**JOB:** Transcribe the records below exactly as they appear.

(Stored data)
■ ■ ■ ■ ■ ■ ■
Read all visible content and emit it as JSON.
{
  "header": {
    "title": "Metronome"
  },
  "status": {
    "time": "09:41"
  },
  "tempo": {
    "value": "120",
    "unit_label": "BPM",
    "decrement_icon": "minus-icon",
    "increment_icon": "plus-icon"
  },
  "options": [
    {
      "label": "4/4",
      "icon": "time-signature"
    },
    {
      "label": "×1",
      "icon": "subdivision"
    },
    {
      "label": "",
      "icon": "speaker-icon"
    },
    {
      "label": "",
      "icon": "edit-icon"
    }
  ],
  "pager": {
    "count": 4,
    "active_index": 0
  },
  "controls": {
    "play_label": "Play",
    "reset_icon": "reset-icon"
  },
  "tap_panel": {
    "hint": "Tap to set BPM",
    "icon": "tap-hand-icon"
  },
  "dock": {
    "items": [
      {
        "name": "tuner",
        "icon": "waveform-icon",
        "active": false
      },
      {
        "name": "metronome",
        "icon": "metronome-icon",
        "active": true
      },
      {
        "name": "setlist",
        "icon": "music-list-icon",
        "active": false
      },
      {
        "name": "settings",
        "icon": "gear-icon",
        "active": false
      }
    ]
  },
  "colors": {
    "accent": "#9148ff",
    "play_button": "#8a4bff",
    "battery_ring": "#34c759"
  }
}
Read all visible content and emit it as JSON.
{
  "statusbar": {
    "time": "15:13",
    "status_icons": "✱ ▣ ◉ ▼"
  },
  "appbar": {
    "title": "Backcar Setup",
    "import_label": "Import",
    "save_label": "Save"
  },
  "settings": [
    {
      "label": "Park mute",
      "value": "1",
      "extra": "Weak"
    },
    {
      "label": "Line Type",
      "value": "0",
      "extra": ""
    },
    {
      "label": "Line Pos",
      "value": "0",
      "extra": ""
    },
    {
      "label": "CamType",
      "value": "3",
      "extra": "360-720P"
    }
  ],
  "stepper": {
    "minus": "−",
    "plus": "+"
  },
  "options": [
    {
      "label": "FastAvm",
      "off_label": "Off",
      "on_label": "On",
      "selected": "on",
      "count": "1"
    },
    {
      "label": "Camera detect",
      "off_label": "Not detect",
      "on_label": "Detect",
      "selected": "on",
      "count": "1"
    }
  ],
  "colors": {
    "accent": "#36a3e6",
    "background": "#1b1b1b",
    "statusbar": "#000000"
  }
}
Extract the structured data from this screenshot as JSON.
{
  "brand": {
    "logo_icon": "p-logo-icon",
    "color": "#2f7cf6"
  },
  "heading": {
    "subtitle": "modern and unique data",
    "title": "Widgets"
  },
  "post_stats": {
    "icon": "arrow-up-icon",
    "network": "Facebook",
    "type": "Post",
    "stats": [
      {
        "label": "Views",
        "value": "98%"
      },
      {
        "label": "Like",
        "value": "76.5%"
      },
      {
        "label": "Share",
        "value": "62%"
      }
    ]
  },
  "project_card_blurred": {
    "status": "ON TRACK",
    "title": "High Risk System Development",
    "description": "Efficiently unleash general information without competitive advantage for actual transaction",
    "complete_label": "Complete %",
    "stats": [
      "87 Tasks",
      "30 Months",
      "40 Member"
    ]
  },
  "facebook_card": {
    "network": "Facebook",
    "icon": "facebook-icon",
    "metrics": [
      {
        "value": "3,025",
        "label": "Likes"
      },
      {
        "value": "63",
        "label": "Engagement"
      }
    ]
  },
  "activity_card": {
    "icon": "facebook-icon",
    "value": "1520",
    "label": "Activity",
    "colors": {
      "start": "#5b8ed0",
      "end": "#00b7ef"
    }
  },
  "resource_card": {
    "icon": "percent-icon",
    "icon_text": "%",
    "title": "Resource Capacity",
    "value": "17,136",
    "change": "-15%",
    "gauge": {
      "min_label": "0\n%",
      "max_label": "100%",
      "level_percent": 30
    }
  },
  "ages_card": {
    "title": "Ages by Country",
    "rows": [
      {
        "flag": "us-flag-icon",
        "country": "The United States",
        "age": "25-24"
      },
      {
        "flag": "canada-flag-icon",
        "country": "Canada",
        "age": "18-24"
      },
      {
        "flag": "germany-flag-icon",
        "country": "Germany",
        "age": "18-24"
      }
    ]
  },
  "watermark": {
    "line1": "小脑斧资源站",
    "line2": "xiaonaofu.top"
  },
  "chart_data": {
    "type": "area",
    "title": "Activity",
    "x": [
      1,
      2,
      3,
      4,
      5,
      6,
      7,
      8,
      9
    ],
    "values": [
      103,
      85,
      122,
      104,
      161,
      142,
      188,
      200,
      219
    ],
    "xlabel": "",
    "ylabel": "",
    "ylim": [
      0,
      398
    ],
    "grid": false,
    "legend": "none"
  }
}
■ ■ ■ ■ ■ ■ ■
**TASK SOLUTION:**
Read all visible content and emit it as JSON.
{
  "header": {
    "title": "Metronome"
  },
  "status": {
    "time": "09:41"
  },
  "tempo": {
    "value": "120",
    "unit_label": "BPM",
    "decrement_icon": "minus-icon",
    "increment_icon": "plus-icon"
  },
  "options": [
    {
      "label": "4/4",
      "icon": "time-signature"
    },
    {
      "label": "×1",
      "icon": "subdivision"
    },
    {
      "label": "",
      "icon": "speaker-icon"
    },
    {
      "label": "",
      "icon": "edit-icon"
    }
  ],
  "pager": {
    "count": 4,
    "active_index": 0
  },
  "controls": {
    "play_label": "Play",
    "reset_icon": "reset-icon"
  },
  "tap_panel": {
    "hint": "Tap to set BPM",
    "icon": "tap-hand-icon"
  },
  "dock": {
    "items": [
      {
        "name": "tuner",
        "icon": "waveform-icon",
        "active": false
      },
      {
        "name": "metronome",
        "icon": "metronome-icon",
        "active": true
      },
      {
        "name": "setlist",
        "icon": "music-list-icon",
        "active": false
      },
      {
        "name": "settings",
        "icon": "gear-icon",
        "active": false
      }
    ]
  },
  "colors": {
    "accent": "#9148ff",
    "play_button": "#8a4bff",
    "battery_ring": "#34c759"
  }
}
Read all visible content and emit it as JSON.
{
  "statusbar": {
    "time": "15:13",
    "status_icons": "✱ ▣ ◉ ▼"
  },
  "appbar": {
    "title": "Backcar Setup",
    "import_label": "Import",
    "save_label": "Save"
  },
  "settings": [
    {
      "label": "Park mute",
      "value": "1",
      "extra": "Weak"
    },
    {
      "label": "Line Type",
      "value": "0",
      "extra": ""
    },
    {
      "label": "Line Pos",
      "value": "0",
      "extra": ""
    },
    {
      "label": "CamType",
      "value": "3",
      "extra": "360-720P"
    }
  ],
  "stepper": {
    "minus": "−",
    "plus": "+"
  },
  "options": [
    {
      "label": "FastAvm",
      "off_label": "Off",
      "on_label": "On",
      "selected": "on",
      "count": "1"
    },
    {
      "label": "Camera detect",
      "off_label": "Not detect",
      "on_label": "Detect",
      "selected": "on",
      "count": "1"
    }
  ],
  "colors": {
    "accent": "#36a3e6",
    "background": "#1b1b1b",
    "statusbar": "#000000"
  }
}
Extract the structured data from this screenshot as JSON.
{
  "brand": {
    "logo_icon": "p-logo-icon",
    "color": "#2f7cf6"
  },
  "heading": {
    "subtitle": "modern and unique data",
    "title": "Widgets"
  },
  "post_stats": {
    "icon": "arrow-up-icon",
    "network": "Facebook",
    "type": "Post",
    "stats": [
      {
        "label": "Views",
        "value": "98%"
      },
      {
        "label": "Like",
        "value": "76.5%"
      },
      {
        "label": "Share",
        "value": "62%"
      }
    ]
  },
  "project_card_blurred": {
    "status": "ON TRACK",
    "title": "High Risk System Development",
    "description": "Efficiently unleash general information without competitive advantage for actual transaction",
    "complete_label": "Complete %",
    "stats": [
      "87 Tasks",
      "30 Months",
      "40 Member"
    ]
  },
  "facebook_card": {
    "network": "Facebook",
    "icon": "facebook-icon",
    "metrics": [
      {
        "value": "3,025",
        "label": "Likes"
      },
      {
        "value": "63",
        "label": "Engagement"
      }
    ]
  },
  "activity_card": {
    "icon": "facebook-icon",
    "value": "1520",
    "label": "Activity",
    "colors": {
      "start": "#5b8ed0",
      "end": "#00b7ef"
    }
  },
  "resource_card": {
    "icon": "percent-icon",
    "icon_text": "%",
    "title": "Resource Capacity",
    "value": "17,136",
    "change": "-15%",
    "gauge": {
      "min_label": "0\n%",
      "max_label": "100%",
      "level_percent": 30
    }
  },
  "ages_card": {
    "title": "Ages by Country",
    "rows": [
      {
        "flag": "us-flag-icon",
        "country": "The United States",
        "age": "25-24"
      },
      {
        "flag": "canada-flag-icon",
        "country": "Canada",
        "age": "18-24"
      },
      {
        "flag": "germany-flag-icon",
        "country": "Germany",
        "age": "18-24"
      }
    ]
  },
  "watermark": {
    "line1": "小脑斧资源站",
    "line2": "xiaonaofu.top"
  },
  "chart_data": {
    "type": "area",
    "title": "Activity",
    "x": [
      1,
      2,
      3,
      4,
      5,
      6,
      7,
      8,
      9
    ],
    "values": [
      103,
      85,
      122,
      104,
      161,
      142,
      188,
      200,
      219
    ],
    "xlabel": "",
    "ylabel": "",
    "ylim": [
      0,
      398
    ],
    "grid": false,
    "legend": "none"
  }
}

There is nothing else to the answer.